• Exercise description: From the listing below, pull out every line where the string "Hessen" appears.

Dataset items:
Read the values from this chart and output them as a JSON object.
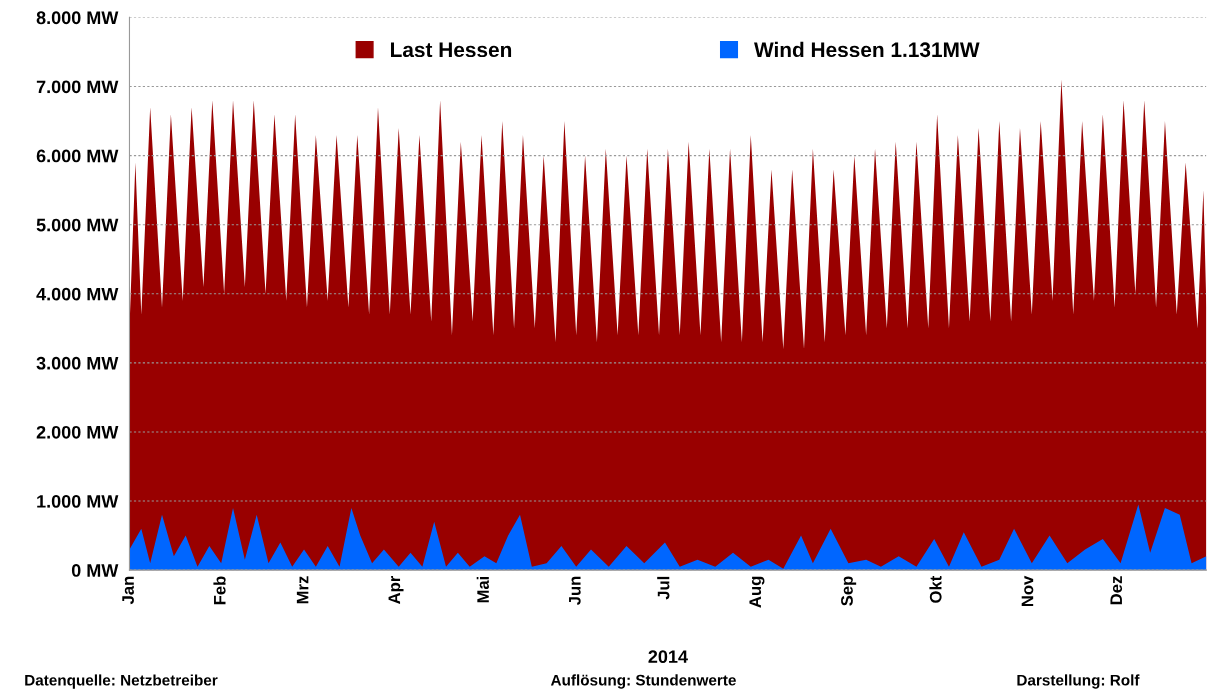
{
  "chart_data": {
    "type": "area",
    "xlabel": "2014",
    "xlim": [
      "2014-01-01",
      "2014-12-31"
    ],
    "xticks": [
      {
        "value": "2014-01-01",
        "label": "Jan"
      },
      {
        "value": "2014-02-01",
        "label": "Feb"
      },
      {
        "value": "2014-03-01",
        "label": "Mrz"
      },
      {
        "value": "2014-04-01",
        "label": "Apr"
      },
      {
        "value": "2014-05-01",
        "label": "Mai"
      },
      {
        "value": "2014-06-01",
        "label": "Jun"
      },
      {
        "value": "2014-07-01",
        "label": "Jul"
      },
      {
        "value": "2014-08-01",
        "label": "Aug"
      },
      {
        "value": "2014-09-01",
        "label": "Sep"
      },
      {
        "value": "2014-10-01",
        "label": "Okt"
      },
      {
        "value": "2014-11-01",
        "label": "Nov"
      },
      {
        "value": "2014-12-01",
        "label": "Dez"
      }
    ],
    "ylim": [
      0,
      8000
    ],
    "yticks": [
      {
        "value": 0,
        "label": "0 MW"
      },
      {
        "value": 1000,
        "label": "1.000 MW"
      },
      {
        "value": 2000,
        "label": "2.000 MW"
      },
      {
        "value": 3000,
        "label": "3.000 MW"
      },
      {
        "value": 4000,
        "label": "4.000 MW"
      },
      {
        "value": 5000,
        "label": "5.000 MW"
      },
      {
        "value": 6000,
        "label": "6.000 MW"
      },
      {
        "value": 7000,
        "label": "7.000 MW"
      },
      {
        "value": 8000,
        "label": "8.000 MW"
      }
    ],
    "grid": "y",
    "legend": "top",
    "annotations": [
      "Datenquelle: Netzbetreiber",
      "Auflösung: Stundenwerte",
      "Darstellung: Rolf"
    ],
    "series": [
      {
        "name": "Last Hessen",
        "color": "#990000",
        "x": [
          "2014-01-01",
          "2014-01-03",
          "2014-01-05",
          "2014-01-08",
          "2014-01-12",
          "2014-01-15",
          "2014-01-19",
          "2014-01-22",
          "2014-01-26",
          "2014-01-29",
          "2014-02-02",
          "2014-02-05",
          "2014-02-09",
          "2014-02-12",
          "2014-02-16",
          "2014-02-19",
          "2014-02-23",
          "2014-02-26",
          "2014-03-02",
          "2014-03-05",
          "2014-03-09",
          "2014-03-12",
          "2014-03-16",
          "2014-03-19",
          "2014-03-23",
          "2014-03-26",
          "2014-03-30",
          "2014-04-02",
          "2014-04-06",
          "2014-04-09",
          "2014-04-13",
          "2014-04-16",
          "2014-04-20",
          "2014-04-23",
          "2014-04-27",
          "2014-04-30",
          "2014-05-04",
          "2014-05-07",
          "2014-05-11",
          "2014-05-14",
          "2014-05-18",
          "2014-05-21",
          "2014-05-25",
          "2014-05-28",
          "2014-06-01",
          "2014-06-04",
          "2014-06-08",
          "2014-06-11",
          "2014-06-15",
          "2014-06-18",
          "2014-06-22",
          "2014-06-25",
          "2014-06-29",
          "2014-07-02",
          "2014-07-06",
          "2014-07-09",
          "2014-07-13",
          "2014-07-16",
          "2014-07-20",
          "2014-07-23",
          "2014-07-27",
          "2014-07-30",
          "2014-08-03",
          "2014-08-06",
          "2014-08-10",
          "2014-08-13",
          "2014-08-17",
          "2014-08-20",
          "2014-08-24",
          "2014-08-27",
          "2014-08-31",
          "2014-09-03",
          "2014-09-07",
          "2014-09-10",
          "2014-09-14",
          "2014-09-17",
          "2014-09-21",
          "2014-09-24",
          "2014-09-28",
          "2014-10-01",
          "2014-10-05",
          "2014-10-08",
          "2014-10-12",
          "2014-10-15",
          "2014-10-19",
          "2014-10-22",
          "2014-10-26",
          "2014-10-29",
          "2014-11-02",
          "2014-11-05",
          "2014-11-09",
          "2014-11-12",
          "2014-11-16",
          "2014-11-19",
          "2014-11-23",
          "2014-11-26",
          "2014-11-30",
          "2014-12-03",
          "2014-12-07",
          "2014-12-10",
          "2014-12-14",
          "2014-12-17",
          "2014-12-21",
          "2014-12-24",
          "2014-12-28",
          "2014-12-30",
          "2014-12-31"
        ],
        "values": [
          3500,
          5900,
          3700,
          6700,
          3800,
          6600,
          3900,
          6700,
          4100,
          6800,
          4000,
          6800,
          4100,
          6800,
          4000,
          6600,
          3900,
          6600,
          3800,
          6300,
          3900,
          6300,
          3800,
          6300,
          3700,
          6700,
          3700,
          6400,
          3700,
          6300,
          3600,
          6800,
          3400,
          6200,
          3600,
          6300,
          3400,
          6500,
          3500,
          6300,
          3500,
          6000,
          3300,
          6500,
          3400,
          6000,
          3300,
          6100,
          3400,
          6000,
          3400,
          6100,
          3400,
          6100,
          3400,
          6200,
          3400,
          6100,
          3300,
          6100,
          3300,
          6300,
          3300,
          5800,
          3200,
          5800,
          3200,
          6100,
          3300,
          5800,
          3400,
          6000,
          3400,
          6100,
          3500,
          6200,
          3500,
          6200,
          3500,
          6600,
          3500,
          6300,
          3600,
          6400,
          3600,
          6500,
          3600,
          6400,
          3700,
          6500,
          3900,
          7100,
          3700,
          6500,
          3900,
          6600,
          3800,
          6800,
          4000,
          6800,
          3800,
          6500,
          3700,
          5900,
          3500,
          5500,
          3800
        ]
      },
      {
        "name": "Wind Hessen 1.131MW",
        "color": "#0066ff",
        "x": [
          "2014-01-01",
          "2014-01-05",
          "2014-01-08",
          "2014-01-12",
          "2014-01-16",
          "2014-01-20",
          "2014-01-24",
          "2014-01-28",
          "2014-02-01",
          "2014-02-05",
          "2014-02-09",
          "2014-02-13",
          "2014-02-17",
          "2014-02-21",
          "2014-02-25",
          "2014-03-01",
          "2014-03-05",
          "2014-03-09",
          "2014-03-13",
          "2014-03-17",
          "2014-03-20",
          "2014-03-24",
          "2014-03-28",
          "2014-04-02",
          "2014-04-06",
          "2014-04-10",
          "2014-04-14",
          "2014-04-18",
          "2014-04-22",
          "2014-04-26",
          "2014-05-01",
          "2014-05-05",
          "2014-05-09",
          "2014-05-13",
          "2014-05-17",
          "2014-05-22",
          "2014-05-27",
          "2014-06-01",
          "2014-06-06",
          "2014-06-12",
          "2014-06-18",
          "2014-06-24",
          "2014-07-01",
          "2014-07-06",
          "2014-07-12",
          "2014-07-18",
          "2014-07-24",
          "2014-07-30",
          "2014-08-05",
          "2014-08-10",
          "2014-08-16",
          "2014-08-20",
          "2014-08-26",
          "2014-09-01",
          "2014-09-07",
          "2014-09-12",
          "2014-09-18",
          "2014-09-24",
          "2014-09-30",
          "2014-10-05",
          "2014-10-10",
          "2014-10-16",
          "2014-10-22",
          "2014-10-27",
          "2014-11-02",
          "2014-11-08",
          "2014-11-14",
          "2014-11-20",
          "2014-11-26",
          "2014-12-02",
          "2014-12-08",
          "2014-12-12",
          "2014-12-17",
          "2014-12-22",
          "2014-12-26",
          "2014-12-31"
        ],
        "values": [
          300,
          600,
          100,
          800,
          200,
          500,
          50,
          350,
          100,
          900,
          150,
          800,
          100,
          400,
          50,
          300,
          50,
          350,
          50,
          900,
          500,
          100,
          300,
          50,
          250,
          50,
          700,
          50,
          250,
          50,
          200,
          100,
          500,
          800,
          50,
          100,
          350,
          50,
          300,
          50,
          350,
          100,
          400,
          50,
          150,
          50,
          250,
          50,
          150,
          20,
          500,
          100,
          600,
          100,
          150,
          50,
          200,
          50,
          450,
          50,
          550,
          50,
          150,
          600,
          100,
          500,
          100,
          300,
          450,
          100,
          950,
          250,
          900,
          800,
          100,
          200
        ]
      }
    ]
  }
}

• The output:
        "name": "Last Hessen",
        "name": "Wind Hessen 1.131MW",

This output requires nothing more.